**Task goal**
Make an exact copy of the listing below.

**Supplied records**
* * * * * * * * *

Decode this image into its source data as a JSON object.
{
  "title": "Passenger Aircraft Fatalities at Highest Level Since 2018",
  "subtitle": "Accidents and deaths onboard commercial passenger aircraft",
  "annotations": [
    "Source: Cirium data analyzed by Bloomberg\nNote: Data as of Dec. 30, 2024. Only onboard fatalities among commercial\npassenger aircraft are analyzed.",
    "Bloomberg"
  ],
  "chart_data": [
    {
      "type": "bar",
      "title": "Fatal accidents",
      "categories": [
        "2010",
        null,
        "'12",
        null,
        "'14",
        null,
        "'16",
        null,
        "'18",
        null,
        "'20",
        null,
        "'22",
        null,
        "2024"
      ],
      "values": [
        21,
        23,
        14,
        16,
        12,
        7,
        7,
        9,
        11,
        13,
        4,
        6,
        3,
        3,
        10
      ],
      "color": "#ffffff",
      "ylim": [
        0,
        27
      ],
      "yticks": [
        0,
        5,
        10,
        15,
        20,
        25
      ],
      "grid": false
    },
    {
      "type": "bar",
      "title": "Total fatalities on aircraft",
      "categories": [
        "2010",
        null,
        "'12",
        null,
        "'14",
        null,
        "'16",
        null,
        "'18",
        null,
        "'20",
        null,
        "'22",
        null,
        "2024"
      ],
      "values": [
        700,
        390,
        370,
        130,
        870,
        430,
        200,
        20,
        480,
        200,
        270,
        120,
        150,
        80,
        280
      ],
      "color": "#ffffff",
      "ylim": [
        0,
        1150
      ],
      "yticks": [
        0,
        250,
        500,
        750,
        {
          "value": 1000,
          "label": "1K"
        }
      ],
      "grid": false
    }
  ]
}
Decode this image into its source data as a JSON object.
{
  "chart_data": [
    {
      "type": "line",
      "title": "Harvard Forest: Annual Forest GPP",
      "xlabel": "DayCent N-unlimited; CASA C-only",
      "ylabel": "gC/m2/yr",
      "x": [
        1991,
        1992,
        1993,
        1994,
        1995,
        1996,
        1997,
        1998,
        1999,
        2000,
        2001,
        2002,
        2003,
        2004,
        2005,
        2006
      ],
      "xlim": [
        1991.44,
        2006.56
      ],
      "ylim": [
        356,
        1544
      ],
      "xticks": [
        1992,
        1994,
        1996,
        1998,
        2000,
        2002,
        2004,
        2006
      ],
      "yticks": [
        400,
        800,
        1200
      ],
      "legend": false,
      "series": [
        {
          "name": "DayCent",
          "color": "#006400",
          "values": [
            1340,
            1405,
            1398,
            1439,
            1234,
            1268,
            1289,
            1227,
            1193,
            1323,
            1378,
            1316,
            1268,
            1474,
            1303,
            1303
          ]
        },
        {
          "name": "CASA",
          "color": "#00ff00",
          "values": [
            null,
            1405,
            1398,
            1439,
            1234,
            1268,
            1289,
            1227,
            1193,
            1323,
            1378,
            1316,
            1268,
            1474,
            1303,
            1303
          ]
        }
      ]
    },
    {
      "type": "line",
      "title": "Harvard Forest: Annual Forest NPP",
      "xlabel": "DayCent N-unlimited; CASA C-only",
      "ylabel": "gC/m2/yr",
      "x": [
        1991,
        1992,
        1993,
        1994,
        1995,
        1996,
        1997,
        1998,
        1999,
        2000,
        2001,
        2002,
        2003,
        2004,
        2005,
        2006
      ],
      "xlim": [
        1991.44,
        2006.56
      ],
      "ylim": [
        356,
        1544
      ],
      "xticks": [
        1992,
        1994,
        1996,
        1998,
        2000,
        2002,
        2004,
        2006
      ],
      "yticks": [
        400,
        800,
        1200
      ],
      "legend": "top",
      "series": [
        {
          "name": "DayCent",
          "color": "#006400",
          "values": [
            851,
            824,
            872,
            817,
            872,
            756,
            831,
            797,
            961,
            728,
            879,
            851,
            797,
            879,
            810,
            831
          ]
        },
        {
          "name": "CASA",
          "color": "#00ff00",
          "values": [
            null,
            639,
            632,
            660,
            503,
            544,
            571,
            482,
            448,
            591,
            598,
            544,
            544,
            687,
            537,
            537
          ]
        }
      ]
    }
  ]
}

* * * * * * * * *

**Task result**
Decode this image into its source data as a JSON object.
{
  "title": "Passenger Aircraft Fatalities at Highest Level Since 2018",
  "subtitle": "Accidents and deaths onboard commercial passenger aircraft",
  "annotations": [
    "Source: Cirium data analyzed by Bloomberg\nNote: Data as of Dec. 30, 2024. Only onboard fatalities among commercial\npassenger aircraft are analyzed.",
    "Bloomberg"
  ],
  "chart_data": [
    {
      "type": "bar",
      "title": "Fatal accidents",
      "categories": [
        "2010",
        null,
        "'12",
        null,
        "'14",
        null,
        "'16",
        null,
        "'18",
        null,
        "'20",
        null,
        "'22",
        null,
        "2024"
      ],
      "values": [
        21,
        23,
        14,
        16,
        12,
        7,
        7,
        9,
        11,
        13,
        4,
        6,
        3,
        3,
        10
      ],
      "color": "#ffffff",
      "ylim": [
        0,
        27
      ],
      "yticks": [
        0,
        5,
        10,
        15,
        20,
        25
      ],
      "grid": false
    },
    {
      "type": "bar",
      "title": "Total fatalities on aircraft",
      "categories": [
        "2010",
        null,
        "'12",
        null,
        "'14",
        null,
        "'16",
        null,
        "'18",
        null,
        "'20",
        null,
        "'22",
        null,
        "2024"
      ],
      "values": [
        700,
        390,
        370,
        130,
        870,
        430,
        200,
        20,
        480,
        200,
        270,
        120,
        150,
        80,
        280
      ],
      "color": "#ffffff",
      "ylim": [
        0,
        1150
      ],
      "yticks": [
        0,
        250,
        500,
        750,
        {
          "value": 1000,
          "label": "1K"
        }
      ],
      "grid": false
    }
  ]
}
Decode this image into its source data as a JSON object.
{
  "chart_data": [
    {
      "type": "line",
      "title": "Harvard Forest: Annual Forest GPP",
      "xlabel": "DayCent N-unlimited; CASA C-only",
      "ylabel": "gC/m2/yr",
      "x": [
        1991,
        1992,
        1993,
        1994,
        1995,
        1996,
        1997,
        1998,
        1999,
        2000,
        2001,
        2002,
        2003,
        2004,
        2005,
        2006
      ],
      "xlim": [
        1991.44,
        2006.56
      ],
      "ylim": [
        356,
        1544
      ],
      "xticks": [
        1992,
        1994,
        1996,
        1998,
        2000,
        2002,
        2004,
        2006
      ],
      "yticks": [
        400,
        800,
        1200
      ],
      "legend": false,
      "series": [
        {
          "name": "DayCent",
          "color": "#006400",
          "values": [
            1340,
            1405,
            1398,
            1439,
            1234,
            1268,
            1289,
            1227,
            1193,
            1323,
            1378,
            1316,
            1268,
            1474,
            1303,
            1303
          ]
        },
        {
          "name": "CASA",
          "color": "#00ff00",
          "values": [
            null,
            1405,
            1398,
            1439,
            1234,
            1268,
            1289,
            1227,
            1193,
            1323,
            1378,
            1316,
            1268,
            1474,
            1303,
            1303
          ]
        }
      ]
    },
    {
      "type": "line",
      "title": "Harvard Forest: Annual Forest NPP",
      "xlabel": "DayCent N-unlimited; CASA C-only",
      "ylabel": "gC/m2/yr",
      "x": [
        1991,
        1992,
        1993,
        1994,
        1995,
        1996,
        1997,
        1998,
        1999,
        2000,
        2001,
        2002,
        2003,
        2004,
        2005,
        2006
      ],
      "xlim": [
        1991.44,
        2006.56
      ],
      "ylim": [
        356,
        1544
      ],
      "xticks": [
        1992,
        1994,
        1996,
        1998,
        2000,
        2002,
        2004,
        2006
      ],
      "yticks": [
        400,
        800,
        1200
      ],
      "legend": "top",
      "series": [
        {
          "name": "DayCent",
          "color": "#006400",
          "values": [
            851,
            824,
            872,
            817,
            872,
            756,
            831,
            797,
            961,
            728,
            879,
            851,
            797,
            879,
            810,
            831
          ]
        },
        {
          "name": "CASA",
          "color": "#00ff00",
          "values": [
            null,
            639,
            632,
            660,
            503,
            544,
            571,
            482,
            448,
            591,
            598,
            544,
            544,
            687,
            537,
            537
          ]
        }
      ]
    }
  ]
}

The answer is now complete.